DIRECTIONS: In the entries below, find the lines with the word "bounds" and copy them.

======== MATERIAL FOR THIS EXERCISE

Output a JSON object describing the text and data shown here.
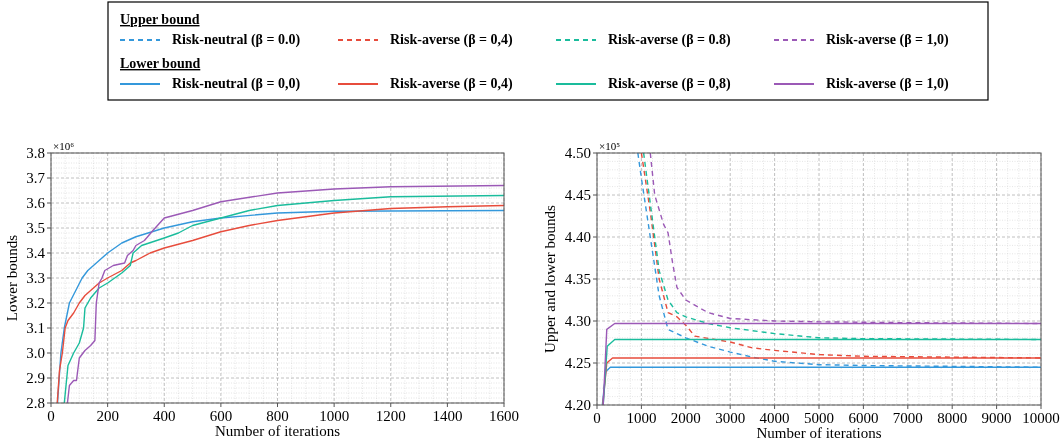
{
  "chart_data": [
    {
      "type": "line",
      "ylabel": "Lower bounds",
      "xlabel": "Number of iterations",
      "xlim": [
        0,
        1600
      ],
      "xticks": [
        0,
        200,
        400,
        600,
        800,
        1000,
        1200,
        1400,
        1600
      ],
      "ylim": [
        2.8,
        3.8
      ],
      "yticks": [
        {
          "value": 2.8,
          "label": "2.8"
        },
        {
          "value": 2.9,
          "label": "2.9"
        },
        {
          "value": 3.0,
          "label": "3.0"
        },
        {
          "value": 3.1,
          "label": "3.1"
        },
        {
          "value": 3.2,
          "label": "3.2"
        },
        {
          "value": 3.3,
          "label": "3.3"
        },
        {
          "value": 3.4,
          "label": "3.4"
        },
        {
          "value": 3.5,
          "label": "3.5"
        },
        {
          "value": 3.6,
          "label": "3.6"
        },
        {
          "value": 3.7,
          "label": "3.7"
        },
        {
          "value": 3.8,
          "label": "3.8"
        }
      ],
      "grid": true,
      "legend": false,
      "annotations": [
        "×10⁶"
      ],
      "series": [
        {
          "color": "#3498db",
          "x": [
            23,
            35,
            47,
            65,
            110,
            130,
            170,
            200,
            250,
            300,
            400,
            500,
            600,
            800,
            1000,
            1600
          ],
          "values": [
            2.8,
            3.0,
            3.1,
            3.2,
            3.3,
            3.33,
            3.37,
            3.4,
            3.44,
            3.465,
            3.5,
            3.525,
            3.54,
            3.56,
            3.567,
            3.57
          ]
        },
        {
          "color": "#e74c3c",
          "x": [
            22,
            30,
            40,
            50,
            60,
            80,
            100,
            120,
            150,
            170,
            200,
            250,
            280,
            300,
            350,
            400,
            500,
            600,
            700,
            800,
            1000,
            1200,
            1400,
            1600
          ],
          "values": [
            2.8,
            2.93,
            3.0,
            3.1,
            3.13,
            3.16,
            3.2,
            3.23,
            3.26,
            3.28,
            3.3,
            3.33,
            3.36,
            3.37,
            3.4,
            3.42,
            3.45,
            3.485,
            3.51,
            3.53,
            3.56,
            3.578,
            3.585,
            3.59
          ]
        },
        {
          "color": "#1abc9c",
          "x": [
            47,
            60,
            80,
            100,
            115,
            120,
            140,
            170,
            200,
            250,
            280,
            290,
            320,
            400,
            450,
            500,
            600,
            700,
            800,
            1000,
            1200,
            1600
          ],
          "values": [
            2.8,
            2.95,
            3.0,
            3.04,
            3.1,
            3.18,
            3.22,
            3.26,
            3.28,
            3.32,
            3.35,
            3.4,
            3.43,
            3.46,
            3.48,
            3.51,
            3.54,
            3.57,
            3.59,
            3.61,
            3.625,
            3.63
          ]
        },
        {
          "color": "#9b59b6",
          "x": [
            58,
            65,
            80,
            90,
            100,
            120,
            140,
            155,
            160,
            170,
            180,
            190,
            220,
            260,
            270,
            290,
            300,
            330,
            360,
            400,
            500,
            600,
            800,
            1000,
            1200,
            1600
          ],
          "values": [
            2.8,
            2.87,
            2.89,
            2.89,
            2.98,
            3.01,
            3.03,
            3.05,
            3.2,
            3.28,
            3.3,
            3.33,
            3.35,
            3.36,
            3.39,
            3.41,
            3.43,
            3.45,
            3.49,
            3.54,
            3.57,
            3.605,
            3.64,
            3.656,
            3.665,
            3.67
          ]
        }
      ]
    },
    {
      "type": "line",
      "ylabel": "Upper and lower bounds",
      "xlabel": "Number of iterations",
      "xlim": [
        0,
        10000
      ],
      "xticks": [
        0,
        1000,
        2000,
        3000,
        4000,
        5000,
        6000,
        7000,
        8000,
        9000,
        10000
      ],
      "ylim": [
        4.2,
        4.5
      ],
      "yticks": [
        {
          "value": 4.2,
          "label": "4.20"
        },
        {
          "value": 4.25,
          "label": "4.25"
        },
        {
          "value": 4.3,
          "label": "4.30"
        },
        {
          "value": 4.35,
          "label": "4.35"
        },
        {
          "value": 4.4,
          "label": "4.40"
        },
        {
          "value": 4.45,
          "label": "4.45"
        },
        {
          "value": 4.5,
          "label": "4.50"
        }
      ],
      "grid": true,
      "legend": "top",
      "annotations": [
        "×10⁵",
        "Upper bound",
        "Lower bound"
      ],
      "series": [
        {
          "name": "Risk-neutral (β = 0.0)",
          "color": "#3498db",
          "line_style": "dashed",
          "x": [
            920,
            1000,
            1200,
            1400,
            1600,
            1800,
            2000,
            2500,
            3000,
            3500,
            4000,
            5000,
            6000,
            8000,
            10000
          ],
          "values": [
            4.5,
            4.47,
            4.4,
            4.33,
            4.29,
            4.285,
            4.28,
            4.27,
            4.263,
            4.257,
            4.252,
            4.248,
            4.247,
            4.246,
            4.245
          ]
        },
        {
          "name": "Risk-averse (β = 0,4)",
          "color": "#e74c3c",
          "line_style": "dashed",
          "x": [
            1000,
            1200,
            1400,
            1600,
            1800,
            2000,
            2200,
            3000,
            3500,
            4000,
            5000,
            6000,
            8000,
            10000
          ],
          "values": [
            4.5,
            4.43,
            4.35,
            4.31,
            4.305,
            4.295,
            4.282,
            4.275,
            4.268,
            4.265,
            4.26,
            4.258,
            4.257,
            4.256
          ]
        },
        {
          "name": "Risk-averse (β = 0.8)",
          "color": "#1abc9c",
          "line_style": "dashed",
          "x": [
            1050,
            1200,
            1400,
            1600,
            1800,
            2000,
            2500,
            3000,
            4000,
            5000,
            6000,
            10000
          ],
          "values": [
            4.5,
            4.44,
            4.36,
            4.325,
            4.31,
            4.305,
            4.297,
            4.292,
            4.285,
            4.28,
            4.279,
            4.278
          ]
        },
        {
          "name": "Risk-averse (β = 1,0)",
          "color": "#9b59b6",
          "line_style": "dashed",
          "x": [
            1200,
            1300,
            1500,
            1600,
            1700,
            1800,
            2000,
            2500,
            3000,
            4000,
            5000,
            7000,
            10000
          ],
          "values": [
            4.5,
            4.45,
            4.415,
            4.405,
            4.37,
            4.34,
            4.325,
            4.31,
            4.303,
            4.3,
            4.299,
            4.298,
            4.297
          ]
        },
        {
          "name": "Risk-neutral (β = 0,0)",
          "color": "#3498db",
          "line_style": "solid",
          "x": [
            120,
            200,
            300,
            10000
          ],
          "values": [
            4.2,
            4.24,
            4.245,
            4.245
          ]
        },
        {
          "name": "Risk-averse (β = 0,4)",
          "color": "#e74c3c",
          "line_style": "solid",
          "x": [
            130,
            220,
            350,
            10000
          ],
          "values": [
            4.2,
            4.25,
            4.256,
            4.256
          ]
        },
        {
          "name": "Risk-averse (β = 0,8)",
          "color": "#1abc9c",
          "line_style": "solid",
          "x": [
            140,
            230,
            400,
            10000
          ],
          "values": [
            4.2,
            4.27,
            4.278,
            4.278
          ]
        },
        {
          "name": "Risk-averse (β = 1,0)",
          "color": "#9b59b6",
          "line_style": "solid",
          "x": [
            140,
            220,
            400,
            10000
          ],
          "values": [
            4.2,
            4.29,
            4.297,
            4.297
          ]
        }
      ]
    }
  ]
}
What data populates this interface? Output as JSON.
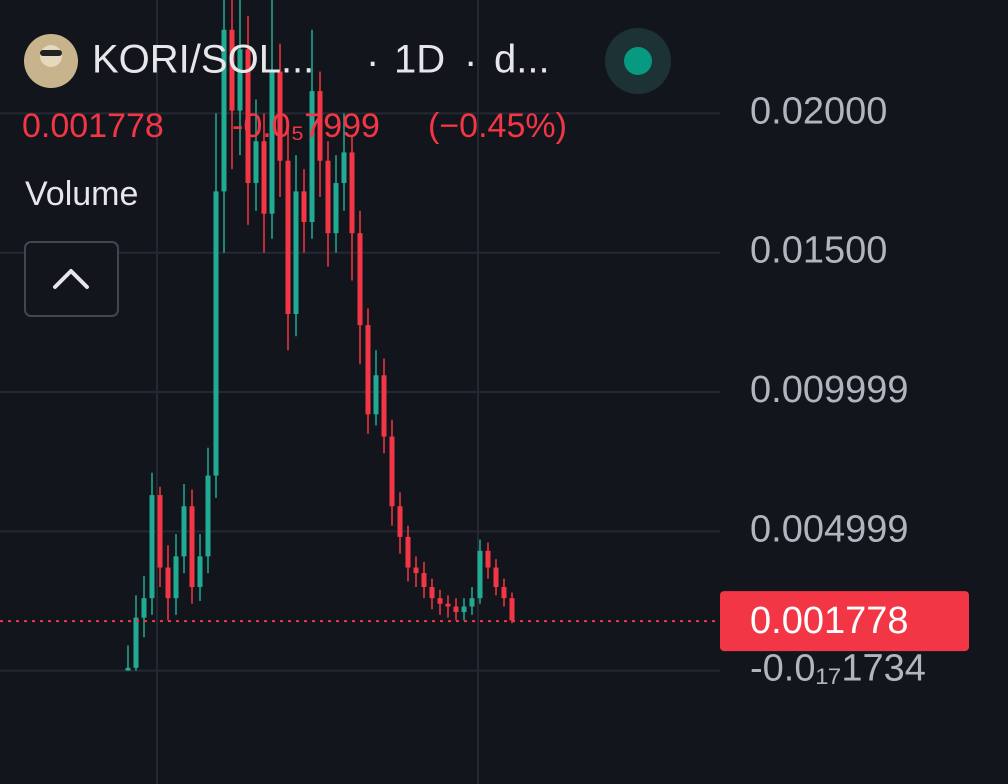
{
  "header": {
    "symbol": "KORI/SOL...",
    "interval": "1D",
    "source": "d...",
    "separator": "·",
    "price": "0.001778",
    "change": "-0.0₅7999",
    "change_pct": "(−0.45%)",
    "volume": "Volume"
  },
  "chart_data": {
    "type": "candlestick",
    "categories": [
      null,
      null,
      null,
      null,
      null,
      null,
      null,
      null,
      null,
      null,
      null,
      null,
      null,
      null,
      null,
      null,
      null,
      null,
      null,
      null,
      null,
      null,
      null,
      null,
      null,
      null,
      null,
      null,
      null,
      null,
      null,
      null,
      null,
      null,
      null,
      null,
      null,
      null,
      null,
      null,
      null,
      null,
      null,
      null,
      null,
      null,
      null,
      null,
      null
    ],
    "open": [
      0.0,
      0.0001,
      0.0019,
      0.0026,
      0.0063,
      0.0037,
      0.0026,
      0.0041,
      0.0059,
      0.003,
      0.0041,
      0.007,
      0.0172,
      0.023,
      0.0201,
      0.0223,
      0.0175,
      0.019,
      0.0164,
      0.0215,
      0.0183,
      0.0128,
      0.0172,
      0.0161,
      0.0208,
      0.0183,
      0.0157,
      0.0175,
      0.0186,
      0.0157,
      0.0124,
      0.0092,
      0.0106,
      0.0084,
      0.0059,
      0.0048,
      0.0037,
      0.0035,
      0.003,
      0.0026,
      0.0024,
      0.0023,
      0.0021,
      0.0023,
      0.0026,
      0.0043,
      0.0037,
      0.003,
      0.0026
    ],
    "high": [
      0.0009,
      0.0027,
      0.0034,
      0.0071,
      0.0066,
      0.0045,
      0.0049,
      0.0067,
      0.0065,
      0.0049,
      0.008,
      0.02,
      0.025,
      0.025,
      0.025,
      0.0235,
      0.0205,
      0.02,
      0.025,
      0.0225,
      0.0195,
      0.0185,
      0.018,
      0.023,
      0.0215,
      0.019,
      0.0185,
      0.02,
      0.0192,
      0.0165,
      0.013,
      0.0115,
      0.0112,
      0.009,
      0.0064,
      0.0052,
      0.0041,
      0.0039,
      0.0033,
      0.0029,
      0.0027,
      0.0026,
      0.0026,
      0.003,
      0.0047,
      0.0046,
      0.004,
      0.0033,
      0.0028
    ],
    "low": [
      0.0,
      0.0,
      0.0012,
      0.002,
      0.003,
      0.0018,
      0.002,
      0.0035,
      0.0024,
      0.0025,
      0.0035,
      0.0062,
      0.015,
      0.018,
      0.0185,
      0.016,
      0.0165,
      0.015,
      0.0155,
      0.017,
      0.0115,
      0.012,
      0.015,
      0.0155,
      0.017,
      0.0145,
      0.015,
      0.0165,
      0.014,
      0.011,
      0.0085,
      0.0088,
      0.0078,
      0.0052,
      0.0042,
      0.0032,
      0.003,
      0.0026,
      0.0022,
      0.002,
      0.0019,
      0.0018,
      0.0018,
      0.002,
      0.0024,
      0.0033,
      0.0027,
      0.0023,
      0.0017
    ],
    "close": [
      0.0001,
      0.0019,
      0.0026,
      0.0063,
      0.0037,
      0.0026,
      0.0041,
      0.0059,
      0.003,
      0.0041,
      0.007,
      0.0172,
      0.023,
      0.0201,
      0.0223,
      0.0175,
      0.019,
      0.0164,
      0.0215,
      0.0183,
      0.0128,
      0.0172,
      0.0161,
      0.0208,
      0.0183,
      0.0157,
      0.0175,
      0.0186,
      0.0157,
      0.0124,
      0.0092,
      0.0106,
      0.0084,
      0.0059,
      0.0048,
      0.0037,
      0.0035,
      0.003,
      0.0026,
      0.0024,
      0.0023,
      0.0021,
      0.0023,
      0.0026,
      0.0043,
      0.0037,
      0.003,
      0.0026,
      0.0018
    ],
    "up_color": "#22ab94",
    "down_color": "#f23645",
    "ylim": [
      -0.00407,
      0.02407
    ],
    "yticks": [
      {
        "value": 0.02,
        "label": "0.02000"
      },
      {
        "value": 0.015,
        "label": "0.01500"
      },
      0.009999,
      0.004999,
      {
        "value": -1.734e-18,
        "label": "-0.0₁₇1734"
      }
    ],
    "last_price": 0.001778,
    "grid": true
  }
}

================

EXERCISE RESULT:
      "ylabel": "Lower bounds",
      "ylabel": "Upper and lower bounds",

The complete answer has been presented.